▶ [THE REQUEST] Retype all the entries word for word, but omit the pictures.

▶ [Chart and figure data]
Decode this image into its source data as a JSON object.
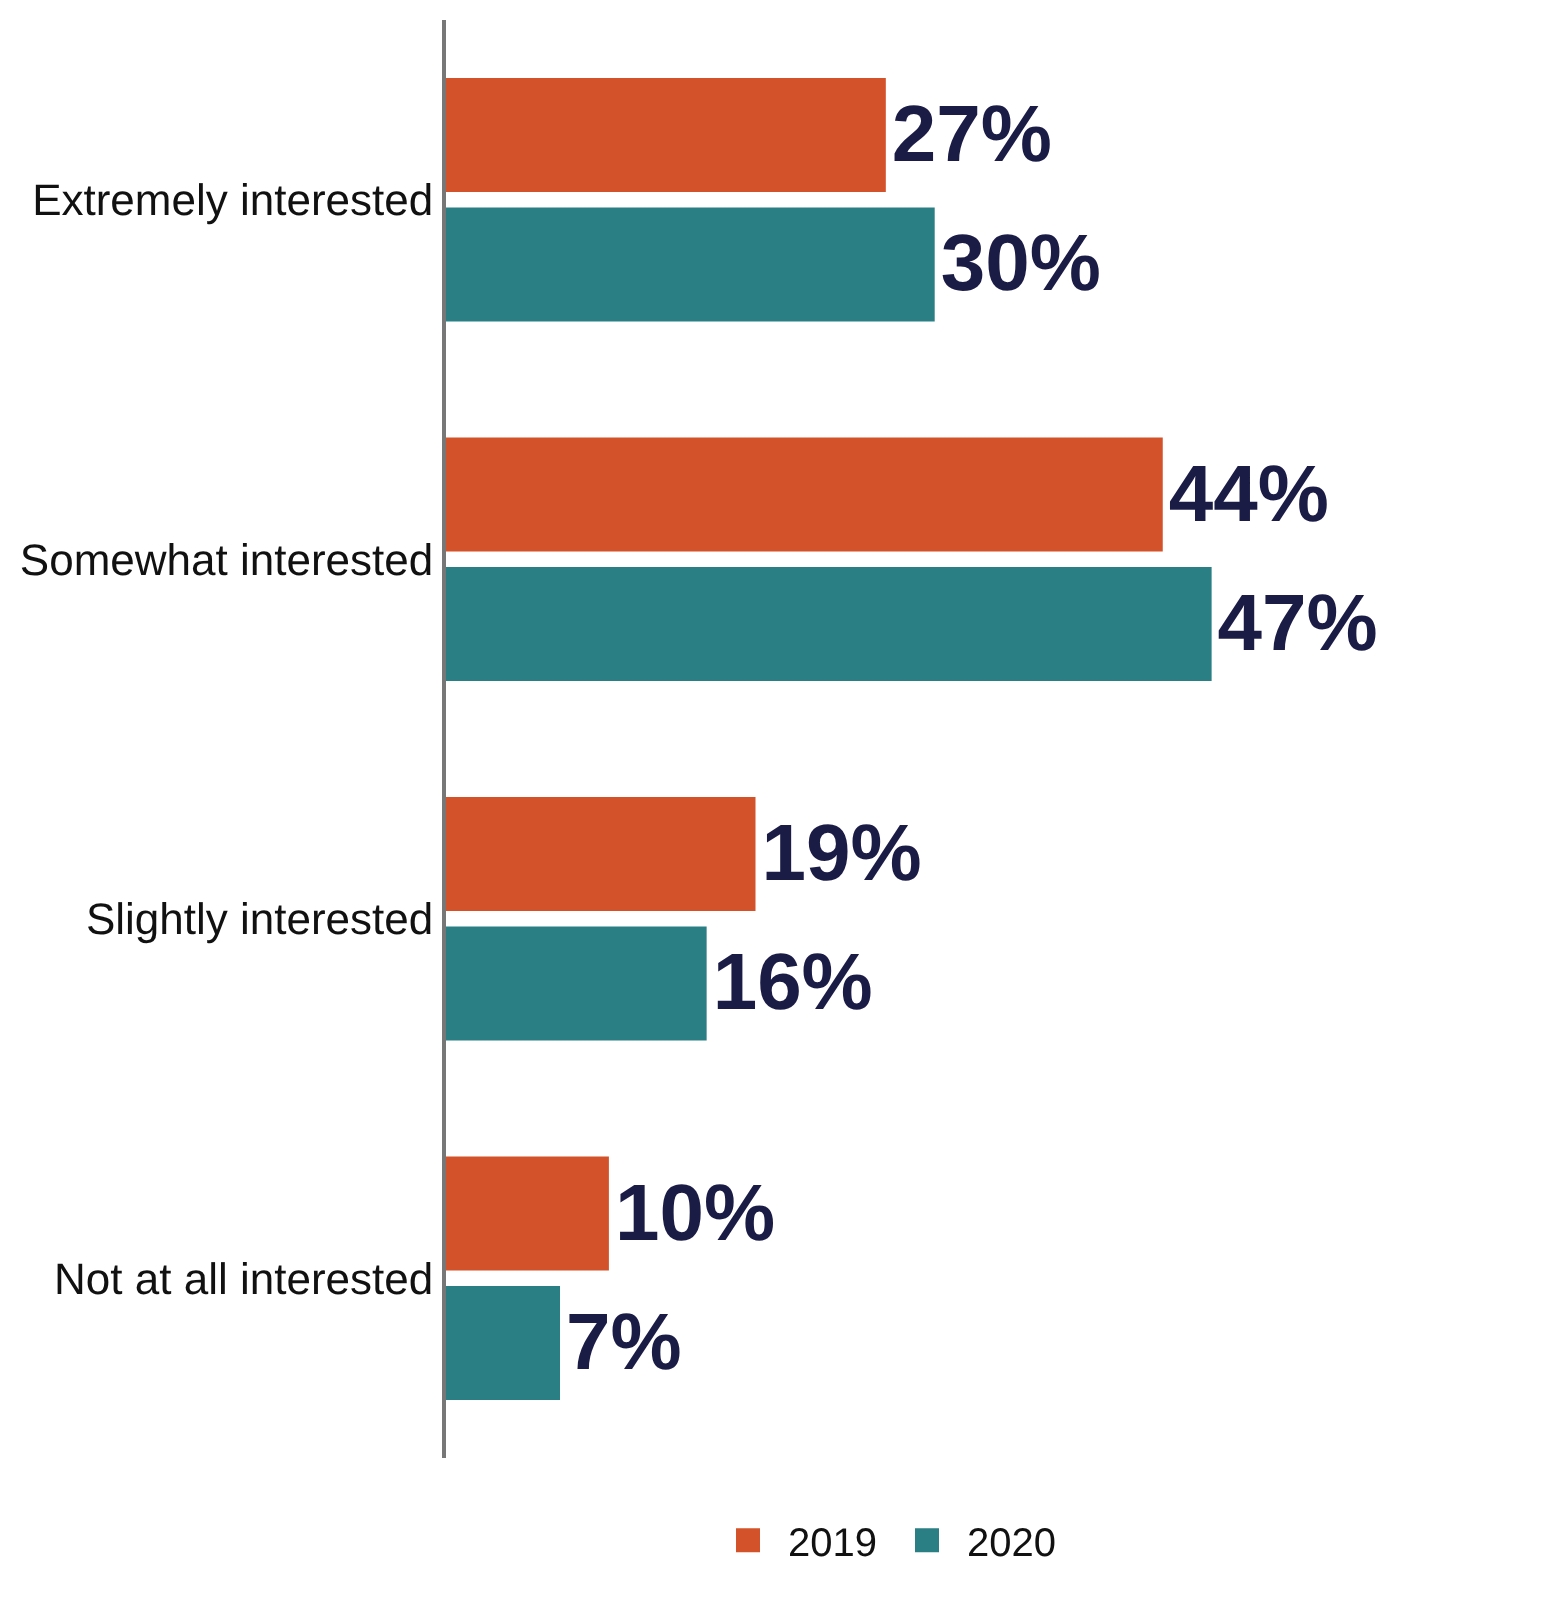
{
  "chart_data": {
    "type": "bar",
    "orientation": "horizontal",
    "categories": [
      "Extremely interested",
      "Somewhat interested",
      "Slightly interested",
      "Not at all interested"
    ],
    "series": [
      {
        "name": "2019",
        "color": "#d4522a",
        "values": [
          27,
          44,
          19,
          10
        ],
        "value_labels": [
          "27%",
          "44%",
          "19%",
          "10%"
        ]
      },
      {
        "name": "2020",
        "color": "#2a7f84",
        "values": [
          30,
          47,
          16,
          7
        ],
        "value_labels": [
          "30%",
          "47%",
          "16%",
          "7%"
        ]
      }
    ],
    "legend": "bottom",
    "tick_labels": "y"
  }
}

▶ [SOLUTION FOR THIS EXERCISE]
Decode this image into its source data as a JSON object.
{
  "chart_data": {
    "type": "bar",
    "orientation": "horizontal",
    "categories": [
      "Extremely interested",
      "Somewhat interested",
      "Slightly interested",
      "Not at all interested"
    ],
    "series": [
      {
        "name": "2019",
        "color": "#d4522a",
        "values": [
          27,
          44,
          19,
          10
        ],
        "value_labels": [
          "27%",
          "44%",
          "19%",
          "10%"
        ]
      },
      {
        "name": "2020",
        "color": "#2a7f84",
        "values": [
          30,
          47,
          16,
          7
        ],
        "value_labels": [
          "30%",
          "47%",
          "16%",
          "7%"
        ]
      }
    ],
    "legend": "bottom",
    "tick_labels": "y"
  }
}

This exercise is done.